---- Input for this task

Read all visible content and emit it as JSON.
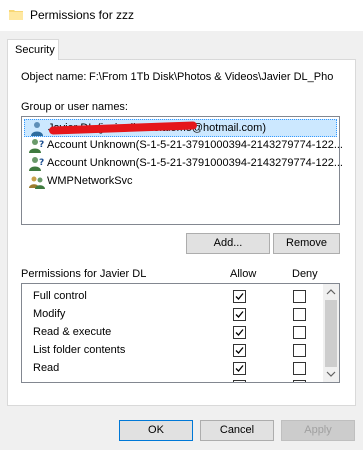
{
  "window": {
    "title": "Permissions for zzz",
    "icon": "folder-icon"
  },
  "tabs": [
    {
      "label": "Security",
      "active": true
    }
  ],
  "object": {
    "label": "Object name:",
    "value": "F:\\From 1Tb Disk\\Photos & Videos\\Javier DL_Pho"
  },
  "groups": {
    "label": "Group or user names:",
    "items": [
      {
        "text": "Javier DL (javierdiazdelalomo@hotmail.com)",
        "icon": "user-icon",
        "selected": true,
        "redacted": true
      },
      {
        "text": "Account Unknown(S-1-5-21-3791000394-2143279774-122...",
        "icon": "unknown-user-icon"
      },
      {
        "text": "Account Unknown(S-1-5-21-3791000394-2143279774-122...",
        "icon": "unknown-user-icon"
      },
      {
        "text": "WMPNetworkSvc",
        "icon": "group-icon"
      }
    ]
  },
  "buttons": {
    "add": "Add...",
    "remove": "Remove",
    "ok": "OK",
    "cancel": "Cancel",
    "apply": "Apply"
  },
  "permissions": {
    "label": "Permissions for Javier DL",
    "allow_label": "Allow",
    "deny_label": "Deny",
    "rows": [
      {
        "name": "Full control",
        "allow": true,
        "deny": false
      },
      {
        "name": "Modify",
        "allow": true,
        "deny": false
      },
      {
        "name": "Read & execute",
        "allow": true,
        "deny": false
      },
      {
        "name": "List folder contents",
        "allow": true,
        "deny": false
      },
      {
        "name": "Read",
        "allow": true,
        "deny": false
      },
      {
        "name": "",
        "allow": true,
        "deny": false
      }
    ]
  },
  "colors": {
    "selection": "#cce8ff",
    "accent": "#0078d7",
    "redaction": "#e5161b"
  }
}
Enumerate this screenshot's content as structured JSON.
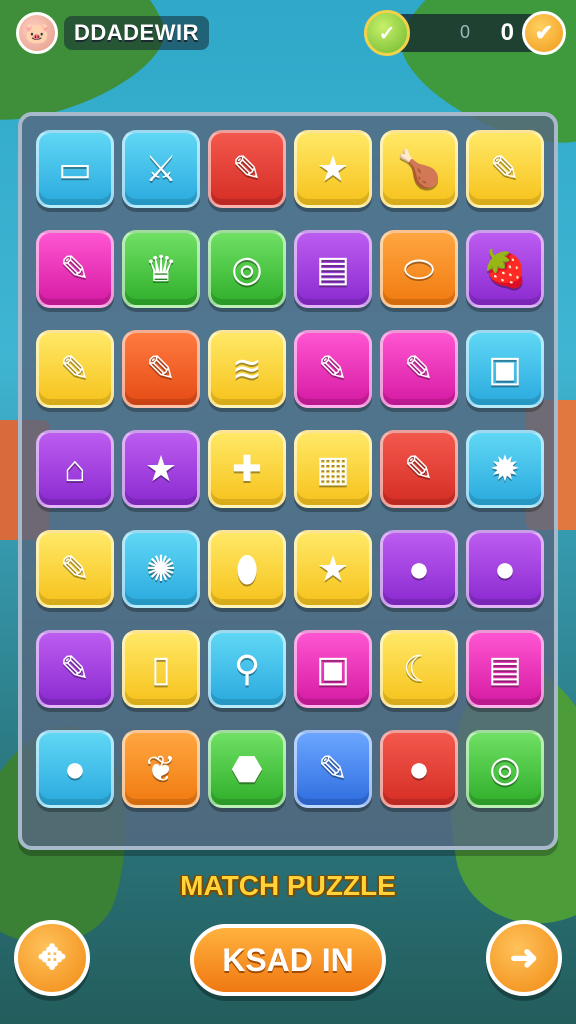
{
  "header": {
    "player_name": "DDADEWIR",
    "score_secondary": "0",
    "score_value": "0"
  },
  "board": {
    "rows": [
      [
        {
          "color": "c-cyan",
          "icon": "card-icon",
          "glyph": "▭"
        },
        {
          "color": "c-cyan",
          "icon": "sword-icon",
          "glyph": "⚔"
        },
        {
          "color": "c-red",
          "icon": "pencil-icon",
          "glyph": "✎"
        },
        {
          "color": "c-yellow",
          "icon": "star-icon",
          "glyph": "★"
        },
        {
          "color": "c-yellow",
          "icon": "drumstick-icon",
          "glyph": "🍗"
        },
        {
          "color": "c-yellow",
          "icon": "pencil-icon",
          "glyph": "✎"
        }
      ],
      [
        {
          "color": "c-magenta",
          "icon": "marker-icon",
          "glyph": "✎"
        },
        {
          "color": "c-green",
          "icon": "crown-icon",
          "glyph": "♛"
        },
        {
          "color": "c-green",
          "icon": "ring-icon",
          "glyph": "◎"
        },
        {
          "color": "c-purple",
          "icon": "ruler-icon",
          "glyph": "▤"
        },
        {
          "color": "c-orange",
          "icon": "capsule-icon",
          "glyph": "⬭"
        },
        {
          "color": "c-purple",
          "icon": "strawberry-icon",
          "glyph": "🍓"
        }
      ],
      [
        {
          "color": "c-yellow",
          "icon": "pencil-icon",
          "glyph": "✎"
        },
        {
          "color": "c-orangered",
          "icon": "pencil-icon",
          "glyph": "✎"
        },
        {
          "color": "c-yellow",
          "icon": "cloth-icon",
          "glyph": "≋"
        },
        {
          "color": "c-magenta",
          "icon": "crayon-icon",
          "glyph": "✎"
        },
        {
          "color": "c-magenta",
          "icon": "crayon-icon",
          "glyph": "✎"
        },
        {
          "color": "c-cyan",
          "icon": "robot-icon",
          "glyph": "▣"
        }
      ],
      [
        {
          "color": "c-purple",
          "icon": "house-icon",
          "glyph": "⌂"
        },
        {
          "color": "c-purple",
          "icon": "star-icon",
          "glyph": "★"
        },
        {
          "color": "c-yellow",
          "icon": "pin-icon",
          "glyph": "✚"
        },
        {
          "color": "c-yellow",
          "icon": "calculator-icon",
          "glyph": "▦"
        },
        {
          "color": "c-red",
          "icon": "marker-icon",
          "glyph": "✎"
        },
        {
          "color": "c-cyan",
          "icon": "gear-icon",
          "glyph": "✹"
        }
      ],
      [
        {
          "color": "c-yellow",
          "icon": "crayon-icon",
          "glyph": "✎"
        },
        {
          "color": "c-cyan",
          "icon": "blob-icon",
          "glyph": "✺"
        },
        {
          "color": "c-yellow",
          "icon": "eggplant-icon",
          "glyph": "⬮"
        },
        {
          "color": "c-yellow",
          "icon": "star-icon",
          "glyph": "★"
        },
        {
          "color": "c-purple",
          "icon": "lollipop-icon",
          "glyph": "●"
        },
        {
          "color": "c-purple",
          "icon": "tomato-icon",
          "glyph": "●"
        }
      ],
      [
        {
          "color": "c-purple",
          "icon": "pencil-icon",
          "glyph": "✎"
        },
        {
          "color": "c-yellow",
          "icon": "bottle-icon",
          "glyph": "▯"
        },
        {
          "color": "c-cyan",
          "icon": "magnifier-icon",
          "glyph": "⚲"
        },
        {
          "color": "c-magenta",
          "icon": "robot-icon",
          "glyph": "▣"
        },
        {
          "color": "c-yellow",
          "icon": "moon-icon",
          "glyph": "☾"
        },
        {
          "color": "c-magenta",
          "icon": "cake-icon",
          "glyph": "▤"
        }
      ],
      [
        {
          "color": "c-cyan",
          "icon": "chat-bubble-icon",
          "glyph": "●"
        },
        {
          "color": "c-orange",
          "icon": "leaf-icon",
          "glyph": "❦"
        },
        {
          "color": "c-green",
          "icon": "cookie-icon",
          "glyph": "⬣"
        },
        {
          "color": "c-blue",
          "icon": "pencil-icon",
          "glyph": "✎"
        },
        {
          "color": "c-red",
          "icon": "balloon-icon",
          "glyph": "●"
        },
        {
          "color": "c-green",
          "icon": "donut-icon",
          "glyph": "◎"
        }
      ]
    ]
  },
  "footer": {
    "title": "MATCH PUZZLE",
    "main_button_label": "KSAD IN"
  }
}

--------

### Problem details
How many lines of the entries above hold the string "folder"? Reply with the number alone.

### Response
2